Data items
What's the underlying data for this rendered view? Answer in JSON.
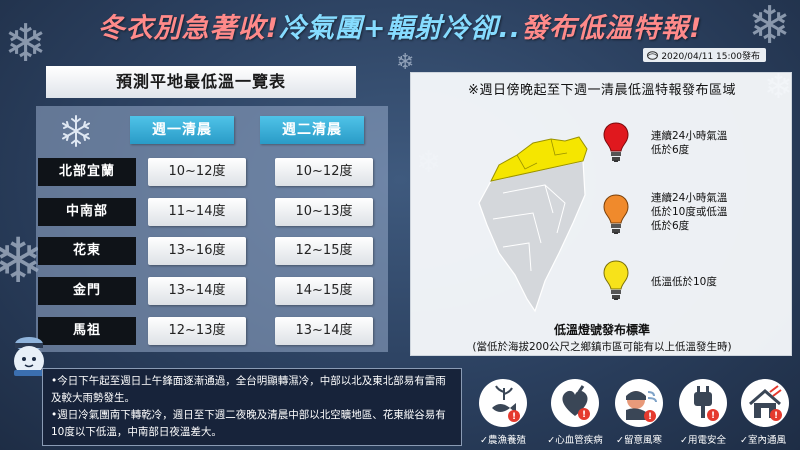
{
  "header": {
    "headline_part_1": "冬衣別急著收!",
    "headline_part_2": "冷氣團+輻射冷卻..",
    "headline_part_3": "發布低溫特報!",
    "issue_date": "2020/04/11 15:00發布"
  },
  "table": {
    "title": "預測平地最低溫一覽表",
    "columns": [
      "週一清晨",
      "週二清晨"
    ],
    "rows": [
      {
        "region": "北部宜蘭",
        "mon": "10~12度",
        "tue": "10~12度"
      },
      {
        "region": "中南部",
        "mon": "11~14度",
        "tue": "10~13度"
      },
      {
        "region": "花東",
        "mon": "13~16度",
        "tue": "12~15度"
      },
      {
        "region": "金門",
        "mon": "13~14度",
        "tue": "14~15度"
      },
      {
        "region": "馬祖",
        "mon": "12~13度",
        "tue": "13~14度"
      }
    ]
  },
  "map": {
    "title": "※週日傍晚起至下週一清晨低溫特報發布區域",
    "highlight_color": "#f5e600",
    "legend": [
      {
        "color": "#e0181e",
        "lines": [
          "連續24小時氣溫",
          "低於6度"
        ]
      },
      {
        "color": "#f08a2c",
        "lines": [
          "連續24小時氣溫",
          "低於10度或低溫",
          "低於6度"
        ]
      },
      {
        "color": "#f7e21a",
        "lines": [
          "低溫低於10度"
        ]
      }
    ],
    "standard_title": "低溫燈號發布標準",
    "standard_note": "(當低於海拔200公尺之鄉鎮市區可能有以上低溫發生時)"
  },
  "notes": [
    "•今日下午起至週日上午鋒面逐漸通過，全台明顯轉濕冷，中部以北及東北部易有雷雨及較大雨勢發生。",
    "•週日冷氣團南下轉乾冷，週日至下週二夜晚及清晨中部以北空曠地區、花東縱谷易有10度以下低溫，中南部日夜溫差大。"
  ],
  "warnings": [
    {
      "icon": "fish-plant-icon",
      "label": "✓農漁養殖"
    },
    {
      "icon": "heart-icon",
      "label": "✓心血管疾病"
    },
    {
      "icon": "wind-person-icon",
      "label": "✓留意風寒"
    },
    {
      "icon": "plug-icon",
      "label": "✓用電安全"
    },
    {
      "icon": "house-icon",
      "label": "✓室內通風"
    }
  ],
  "colors": {
    "background": "#2b405f",
    "header_red": "#ff8a8a",
    "header_cyan": "#86dcff",
    "column_header": "#2a9bc7"
  }
}
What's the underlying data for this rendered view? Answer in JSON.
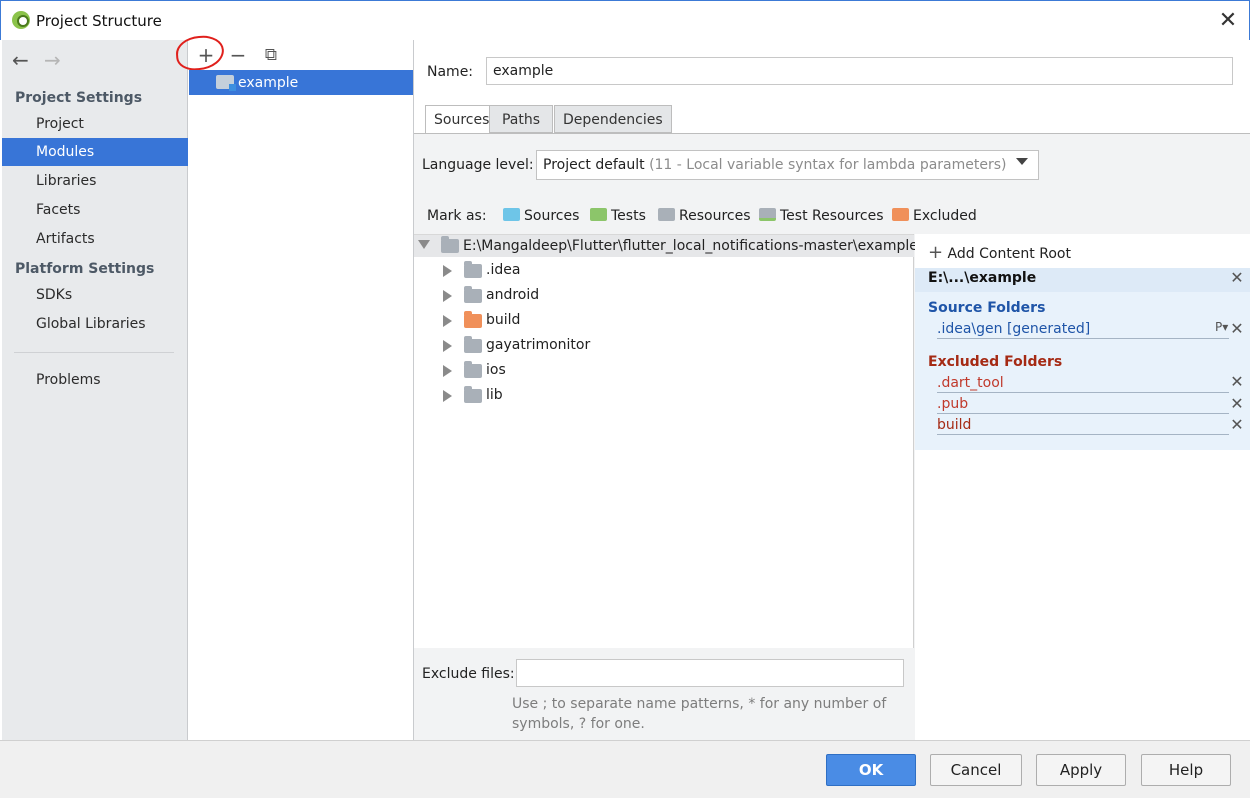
{
  "window": {
    "title": "Project Structure",
    "close_glyph": "✕"
  },
  "nav": {
    "back_glyph": "←",
    "forward_glyph": "→",
    "sections": [
      {
        "title": "Project Settings",
        "items": [
          "Project",
          "Modules",
          "Libraries",
          "Facets",
          "Artifacts"
        ]
      },
      {
        "title": "Platform Settings",
        "items": [
          "SDKs",
          "Global Libraries"
        ]
      }
    ],
    "bottom_items": [
      "Problems"
    ],
    "active_item": "Modules"
  },
  "module_toolbar": {
    "add_glyph": "+",
    "remove_glyph": "−",
    "copy_glyph": "⧉"
  },
  "modules": [
    "example"
  ],
  "module": {
    "name_label": "Name:",
    "name_value": "example",
    "tabs": [
      "Sources",
      "Paths",
      "Dependencies"
    ],
    "active_tab": "Sources"
  },
  "language_level": {
    "label": "Language level:",
    "value": "Project default",
    "detail": "(11 - Local variable syntax for lambda parameters)"
  },
  "mark_as": {
    "label": "Mark as:",
    "items": [
      {
        "label": "Sources",
        "color": "#6ec5e8"
      },
      {
        "label": "Tests",
        "color": "#8cc56a"
      },
      {
        "label": "Resources",
        "color": "#a9b0b8"
      },
      {
        "label": "Test Resources",
        "color": "#a9b0b8"
      },
      {
        "label": "Excluded",
        "color": "#f0905a"
      }
    ]
  },
  "tree": {
    "root": "E:\\Mangaldeep\\Flutter\\flutter_local_notifications-master\\example",
    "children": [
      {
        "label": ".idea",
        "color": "#a9b0b8"
      },
      {
        "label": "android",
        "color": "#a9b0b8"
      },
      {
        "label": "build",
        "color": "#f0905a"
      },
      {
        "label": "gayatrimonitor",
        "color": "#a9b0b8"
      },
      {
        "label": "ios",
        "color": "#a9b0b8"
      },
      {
        "label": "lib",
        "color": "#a9b0b8"
      }
    ]
  },
  "content_roots": {
    "add_label": "Add Content Root",
    "root_title": "E:\\...\\example",
    "source_title": "Source Folders",
    "source_folders": [
      ".idea\\gen [generated]"
    ],
    "source_props_glyph": "P▾",
    "excluded_title": "Excluded Folders",
    "excluded_folders": [
      ".dart_tool",
      ".pub",
      "build"
    ],
    "remove_glyph": "✕",
    "colors": {
      "source": "#1f55a8",
      "excluded": "#a52a14"
    }
  },
  "exclude_files": {
    "label": "Exclude files:",
    "value": "",
    "hint": "Use ; to separate name patterns, * for any number of symbols, ? for one."
  },
  "buttons": {
    "ok": "OK",
    "cancel": "Cancel",
    "apply": "Apply",
    "help": "Help"
  }
}
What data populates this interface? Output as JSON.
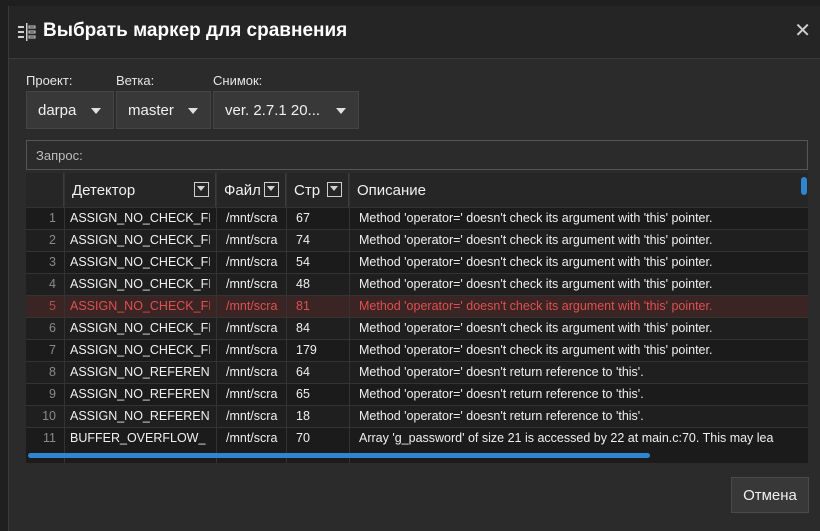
{
  "dialog": {
    "title": "Выбрать маркер для сравнения",
    "close": "✕",
    "cancel": "Отмена"
  },
  "filters": {
    "project_label": "Проект:",
    "project_value": "darpa",
    "branch_label": "Ветка:",
    "branch_value": "master",
    "snapshot_label": "Снимок:",
    "snapshot_value": "ver. 2.7.1 20..."
  },
  "query": {
    "placeholder": "Запрос:"
  },
  "table": {
    "columns": [
      "Детектор",
      "Файл",
      "Стр",
      "Описание"
    ],
    "rows": [
      {
        "n": "1",
        "detector": "ASSIGN_NO_CHECK_FI",
        "file": "/mnt/scra",
        "line": "67",
        "desc": "Method 'operator=' doesn't check its argument with 'this' pointer."
      },
      {
        "n": "2",
        "detector": "ASSIGN_NO_CHECK_FI",
        "file": "/mnt/scra",
        "line": "74",
        "desc": "Method 'operator=' doesn't check its argument with 'this' pointer."
      },
      {
        "n": "3",
        "detector": "ASSIGN_NO_CHECK_FI",
        "file": "/mnt/scra",
        "line": "54",
        "desc": "Method 'operator=' doesn't check its argument with 'this' pointer."
      },
      {
        "n": "4",
        "detector": "ASSIGN_NO_CHECK_FI",
        "file": "/mnt/scra",
        "line": "48",
        "desc": "Method 'operator=' doesn't check its argument with 'this' pointer."
      },
      {
        "n": "5",
        "detector": "ASSIGN_NO_CHECK_FI",
        "file": "/mnt/scra",
        "line": "81",
        "desc": "Method 'operator=' doesn't check its argument with 'this' pointer."
      },
      {
        "n": "6",
        "detector": "ASSIGN_NO_CHECK_FI",
        "file": "/mnt/scra",
        "line": "84",
        "desc": "Method 'operator=' doesn't check its argument with 'this' pointer."
      },
      {
        "n": "7",
        "detector": "ASSIGN_NO_CHECK_FI",
        "file": "/mnt/scra",
        "line": "179",
        "desc": "Method 'operator=' doesn't check its argument with 'this' pointer."
      },
      {
        "n": "8",
        "detector": "ASSIGN_NO_REFEREN",
        "file": "/mnt/scra",
        "line": "64",
        "desc": "Method 'operator=' doesn't return reference to 'this'."
      },
      {
        "n": "9",
        "detector": "ASSIGN_NO_REFEREN",
        "file": "/mnt/scra",
        "line": "65",
        "desc": "Method 'operator=' doesn't return reference to 'this'."
      },
      {
        "n": "10",
        "detector": "ASSIGN_NO_REFEREN",
        "file": "/mnt/scra",
        "line": "18",
        "desc": "Method 'operator=' doesn't return reference to 'this'."
      },
      {
        "n": "11",
        "detector": "BUFFER_OVERFLOW_",
        "file": "/mnt/scra",
        "line": "70",
        "desc": "Array 'g_password' of size 21 is accessed by 22 at main.c:70. This may lea"
      }
    ]
  }
}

Instructions to follow -
Pick out all lines containing the string "Resources".

Solution to this problem -
        "label": "Resources",
        "label": "Test Resources",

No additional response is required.